- **TO DO**: Please work out how many lines in the material contain "style" and give only that figure.

[Items from a figure collection]
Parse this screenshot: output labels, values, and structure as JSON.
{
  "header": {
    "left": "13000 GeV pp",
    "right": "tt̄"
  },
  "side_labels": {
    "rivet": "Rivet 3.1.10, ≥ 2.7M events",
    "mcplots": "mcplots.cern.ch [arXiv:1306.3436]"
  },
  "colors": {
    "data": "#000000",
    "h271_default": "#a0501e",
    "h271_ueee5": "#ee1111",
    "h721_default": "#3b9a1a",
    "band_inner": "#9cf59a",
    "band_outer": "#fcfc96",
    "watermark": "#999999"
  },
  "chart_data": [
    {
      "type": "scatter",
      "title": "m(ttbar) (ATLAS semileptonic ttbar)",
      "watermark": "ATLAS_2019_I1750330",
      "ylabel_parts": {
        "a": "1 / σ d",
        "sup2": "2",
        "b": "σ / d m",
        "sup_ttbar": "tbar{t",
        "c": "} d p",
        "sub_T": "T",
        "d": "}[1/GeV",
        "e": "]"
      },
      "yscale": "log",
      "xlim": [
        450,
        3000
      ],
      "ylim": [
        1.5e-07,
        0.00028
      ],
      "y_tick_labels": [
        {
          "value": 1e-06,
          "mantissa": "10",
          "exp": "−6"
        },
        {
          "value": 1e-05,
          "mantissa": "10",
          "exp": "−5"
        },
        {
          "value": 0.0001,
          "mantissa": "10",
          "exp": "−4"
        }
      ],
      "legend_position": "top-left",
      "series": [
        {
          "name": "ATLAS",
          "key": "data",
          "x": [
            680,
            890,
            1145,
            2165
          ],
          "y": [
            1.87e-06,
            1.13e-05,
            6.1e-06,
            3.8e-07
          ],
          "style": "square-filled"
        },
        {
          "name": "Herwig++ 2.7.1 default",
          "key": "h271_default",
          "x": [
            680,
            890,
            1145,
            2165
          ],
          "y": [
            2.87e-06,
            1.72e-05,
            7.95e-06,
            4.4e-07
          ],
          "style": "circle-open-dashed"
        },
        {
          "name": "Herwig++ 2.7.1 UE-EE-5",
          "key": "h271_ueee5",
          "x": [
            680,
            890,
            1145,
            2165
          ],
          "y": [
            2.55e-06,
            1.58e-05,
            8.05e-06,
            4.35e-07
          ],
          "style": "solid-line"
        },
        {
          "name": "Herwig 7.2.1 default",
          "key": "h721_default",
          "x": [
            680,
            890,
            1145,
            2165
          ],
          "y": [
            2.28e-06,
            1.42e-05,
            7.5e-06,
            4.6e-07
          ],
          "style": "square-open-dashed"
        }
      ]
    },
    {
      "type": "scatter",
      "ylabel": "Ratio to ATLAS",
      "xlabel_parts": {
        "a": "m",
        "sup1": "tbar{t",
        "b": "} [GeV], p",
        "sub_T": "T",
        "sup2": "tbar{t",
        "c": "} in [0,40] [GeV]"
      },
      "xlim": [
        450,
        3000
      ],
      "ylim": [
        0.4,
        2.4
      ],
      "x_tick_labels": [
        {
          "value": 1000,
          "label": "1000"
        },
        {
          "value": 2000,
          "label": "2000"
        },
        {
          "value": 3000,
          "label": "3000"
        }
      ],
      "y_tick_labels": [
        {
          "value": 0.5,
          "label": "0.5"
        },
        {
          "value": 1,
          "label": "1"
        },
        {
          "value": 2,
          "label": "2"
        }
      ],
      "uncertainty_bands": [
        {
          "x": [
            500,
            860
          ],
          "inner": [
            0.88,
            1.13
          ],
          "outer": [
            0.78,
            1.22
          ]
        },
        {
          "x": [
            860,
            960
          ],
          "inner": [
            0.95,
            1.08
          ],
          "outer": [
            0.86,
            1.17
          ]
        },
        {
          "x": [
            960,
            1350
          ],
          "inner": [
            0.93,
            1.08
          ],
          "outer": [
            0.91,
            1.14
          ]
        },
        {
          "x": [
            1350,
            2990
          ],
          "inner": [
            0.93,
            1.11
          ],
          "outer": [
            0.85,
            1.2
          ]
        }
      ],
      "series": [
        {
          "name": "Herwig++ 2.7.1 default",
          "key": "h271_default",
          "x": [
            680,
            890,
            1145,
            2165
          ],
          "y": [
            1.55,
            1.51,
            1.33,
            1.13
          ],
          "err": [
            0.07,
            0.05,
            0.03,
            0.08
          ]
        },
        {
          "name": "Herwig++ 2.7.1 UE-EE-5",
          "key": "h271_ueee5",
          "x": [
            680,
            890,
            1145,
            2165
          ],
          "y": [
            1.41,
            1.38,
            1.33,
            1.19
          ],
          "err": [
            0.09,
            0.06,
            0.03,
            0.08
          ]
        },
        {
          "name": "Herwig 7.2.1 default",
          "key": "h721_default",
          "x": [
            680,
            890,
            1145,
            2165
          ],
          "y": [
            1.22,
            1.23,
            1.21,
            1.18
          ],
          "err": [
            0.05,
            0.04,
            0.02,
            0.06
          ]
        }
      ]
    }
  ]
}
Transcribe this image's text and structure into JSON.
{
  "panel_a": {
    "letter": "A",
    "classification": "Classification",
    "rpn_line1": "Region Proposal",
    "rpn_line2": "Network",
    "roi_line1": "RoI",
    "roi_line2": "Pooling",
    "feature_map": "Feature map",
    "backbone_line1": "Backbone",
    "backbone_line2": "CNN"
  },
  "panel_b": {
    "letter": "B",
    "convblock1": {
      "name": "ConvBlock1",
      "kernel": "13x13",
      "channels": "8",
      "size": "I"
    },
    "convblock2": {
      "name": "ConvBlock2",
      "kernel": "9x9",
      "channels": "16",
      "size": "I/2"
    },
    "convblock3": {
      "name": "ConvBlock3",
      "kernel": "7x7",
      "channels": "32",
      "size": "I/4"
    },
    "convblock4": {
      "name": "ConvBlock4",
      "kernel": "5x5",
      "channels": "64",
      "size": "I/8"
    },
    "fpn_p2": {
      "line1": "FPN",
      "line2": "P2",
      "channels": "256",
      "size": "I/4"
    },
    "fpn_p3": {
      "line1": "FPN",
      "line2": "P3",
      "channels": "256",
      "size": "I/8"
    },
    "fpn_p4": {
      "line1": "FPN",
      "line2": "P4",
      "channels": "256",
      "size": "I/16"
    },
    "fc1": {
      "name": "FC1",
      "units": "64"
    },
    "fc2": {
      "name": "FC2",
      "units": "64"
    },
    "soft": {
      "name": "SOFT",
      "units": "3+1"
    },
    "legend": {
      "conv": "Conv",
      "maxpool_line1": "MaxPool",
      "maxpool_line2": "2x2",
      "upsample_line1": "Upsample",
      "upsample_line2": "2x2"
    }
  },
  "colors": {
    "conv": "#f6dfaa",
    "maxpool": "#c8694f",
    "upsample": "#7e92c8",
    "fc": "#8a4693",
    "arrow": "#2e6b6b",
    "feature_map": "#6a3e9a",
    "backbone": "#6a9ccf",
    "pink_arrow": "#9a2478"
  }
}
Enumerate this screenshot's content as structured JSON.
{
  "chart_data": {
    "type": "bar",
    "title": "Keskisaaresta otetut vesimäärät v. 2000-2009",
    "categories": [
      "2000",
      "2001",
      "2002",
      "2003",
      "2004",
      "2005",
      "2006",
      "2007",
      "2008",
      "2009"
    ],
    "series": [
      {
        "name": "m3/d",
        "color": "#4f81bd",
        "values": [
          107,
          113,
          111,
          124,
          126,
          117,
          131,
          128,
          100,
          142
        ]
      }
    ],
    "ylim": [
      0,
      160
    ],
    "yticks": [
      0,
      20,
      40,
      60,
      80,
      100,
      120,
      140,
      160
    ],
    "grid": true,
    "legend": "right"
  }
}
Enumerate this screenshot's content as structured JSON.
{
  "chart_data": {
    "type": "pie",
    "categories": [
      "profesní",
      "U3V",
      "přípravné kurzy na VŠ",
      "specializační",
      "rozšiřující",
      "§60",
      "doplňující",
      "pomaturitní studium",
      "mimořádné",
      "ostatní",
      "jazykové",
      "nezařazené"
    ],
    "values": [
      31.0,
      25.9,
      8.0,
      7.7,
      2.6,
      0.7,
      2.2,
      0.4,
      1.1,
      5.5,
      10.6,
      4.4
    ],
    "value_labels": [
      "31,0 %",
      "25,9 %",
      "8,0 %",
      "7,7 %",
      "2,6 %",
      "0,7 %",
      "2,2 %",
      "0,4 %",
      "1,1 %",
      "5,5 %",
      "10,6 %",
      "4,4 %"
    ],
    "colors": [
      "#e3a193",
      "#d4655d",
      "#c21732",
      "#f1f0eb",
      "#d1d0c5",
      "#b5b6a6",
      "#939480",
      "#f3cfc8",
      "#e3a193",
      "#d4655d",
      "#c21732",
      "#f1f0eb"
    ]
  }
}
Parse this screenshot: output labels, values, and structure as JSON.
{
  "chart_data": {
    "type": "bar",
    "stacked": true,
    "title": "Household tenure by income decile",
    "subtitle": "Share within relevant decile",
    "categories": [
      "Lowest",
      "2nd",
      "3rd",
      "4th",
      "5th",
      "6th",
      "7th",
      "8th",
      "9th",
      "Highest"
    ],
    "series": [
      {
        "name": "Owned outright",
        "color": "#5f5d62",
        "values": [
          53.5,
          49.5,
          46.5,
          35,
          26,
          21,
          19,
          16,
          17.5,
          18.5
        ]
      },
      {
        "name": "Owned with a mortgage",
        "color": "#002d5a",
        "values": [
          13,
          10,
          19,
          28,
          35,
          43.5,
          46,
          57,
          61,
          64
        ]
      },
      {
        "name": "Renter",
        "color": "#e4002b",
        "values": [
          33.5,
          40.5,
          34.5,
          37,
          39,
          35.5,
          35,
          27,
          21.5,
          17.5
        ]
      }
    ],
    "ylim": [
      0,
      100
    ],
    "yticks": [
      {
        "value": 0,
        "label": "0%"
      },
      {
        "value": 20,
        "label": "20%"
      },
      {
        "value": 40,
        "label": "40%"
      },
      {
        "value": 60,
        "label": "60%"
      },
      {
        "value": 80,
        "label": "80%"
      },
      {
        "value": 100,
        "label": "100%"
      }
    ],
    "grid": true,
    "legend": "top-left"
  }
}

- **FINISHED TASK**: 4